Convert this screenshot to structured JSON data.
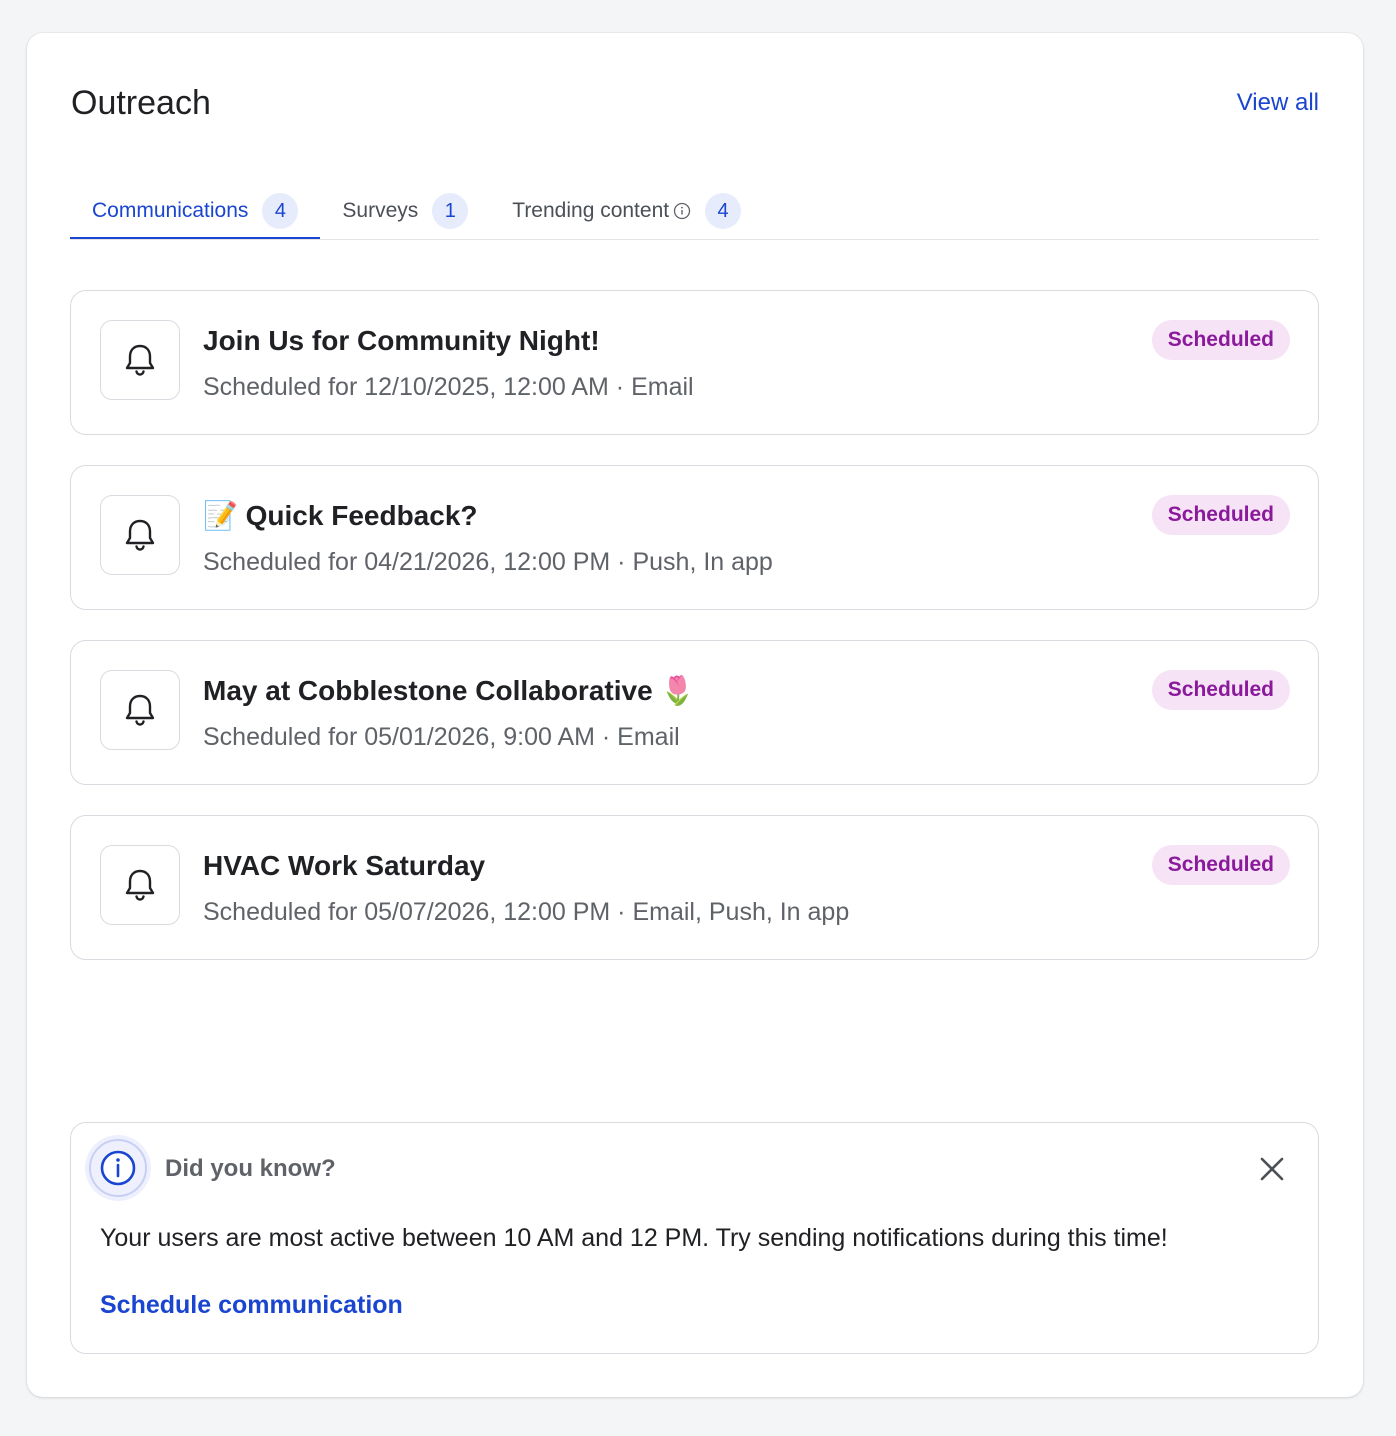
{
  "header": {
    "title": "Outreach",
    "view_all": "View all"
  },
  "tabs": [
    {
      "label": "Communications",
      "count": "4",
      "active": true
    },
    {
      "label": "Surveys",
      "count": "1",
      "active": false
    },
    {
      "label": "Trending content",
      "count": "4",
      "active": false,
      "icon": "info-icon"
    }
  ],
  "communications": [
    {
      "title": "Join Us for Community Night!",
      "subtitle": "Scheduled for 12/10/2025, 12:00 AM · Email",
      "status": "Scheduled",
      "icon": "bell-icon"
    },
    {
      "title": "📝 Quick Feedback?",
      "subtitle": "Scheduled for 04/21/2026, 12:00 PM · Push, In app",
      "status": "Scheduled",
      "icon": "bell-icon"
    },
    {
      "title": "May at Cobblestone Collaborative 🌷",
      "subtitle": "Scheduled for 05/01/2026, 9:00 AM · Email",
      "status": "Scheduled",
      "icon": "bell-icon"
    },
    {
      "title": "HVAC Work Saturday",
      "subtitle": "Scheduled for 05/07/2026, 12:00 PM · Email, Push, In app",
      "status": "Scheduled",
      "icon": "bell-icon"
    }
  ],
  "tip": {
    "title": "Did you know?",
    "body": "Your users are most active between 10 AM and 12 PM. Try sending notifications during this time!",
    "link": "Schedule communication",
    "icon": "info-icon"
  },
  "colors": {
    "accent": "#1a45d0",
    "badge_bg": "#f6e3f6",
    "badge_text": "#8a1a9b",
    "count_bg": "#e6ecfb"
  }
}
+++
■ Directions for this task
Please repeat the entries exactly. Do not include the pictures.

■ Finished exercise
Convert this screenshot to structured JSON data.
{
  "header": {
    "title": "Outreach",
    "view_all": "View all"
  },
  "tabs": [
    {
      "label": "Communications",
      "count": "4",
      "active": true
    },
    {
      "label": "Surveys",
      "count": "1",
      "active": false
    },
    {
      "label": "Trending content",
      "count": "4",
      "active": false,
      "icon": "info-icon"
    }
  ],
  "communications": [
    {
      "title": "Join Us for Community Night!",
      "subtitle": "Scheduled for 12/10/2025, 12:00 AM · Email",
      "status": "Scheduled",
      "icon": "bell-icon"
    },
    {
      "title": "📝 Quick Feedback?",
      "subtitle": "Scheduled for 04/21/2026, 12:00 PM · Push, In app",
      "status": "Scheduled",
      "icon": "bell-icon"
    },
    {
      "title": "May at Cobblestone Collaborative 🌷",
      "subtitle": "Scheduled for 05/01/2026, 9:00 AM · Email",
      "status": "Scheduled",
      "icon": "bell-icon"
    },
    {
      "title": "HVAC Work Saturday",
      "subtitle": "Scheduled for 05/07/2026, 12:00 PM · Email, Push, In app",
      "status": "Scheduled",
      "icon": "bell-icon"
    }
  ],
  "tip": {
    "title": "Did you know?",
    "body": "Your users are most active between 10 AM and 12 PM. Try sending notifications during this time!",
    "link": "Schedule communication",
    "icon": "info-icon"
  },
  "colors": {
    "accent": "#1a45d0",
    "badge_bg": "#f6e3f6",
    "badge_text": "#8a1a9b",
    "count_bg": "#e6ecfb"
  }
}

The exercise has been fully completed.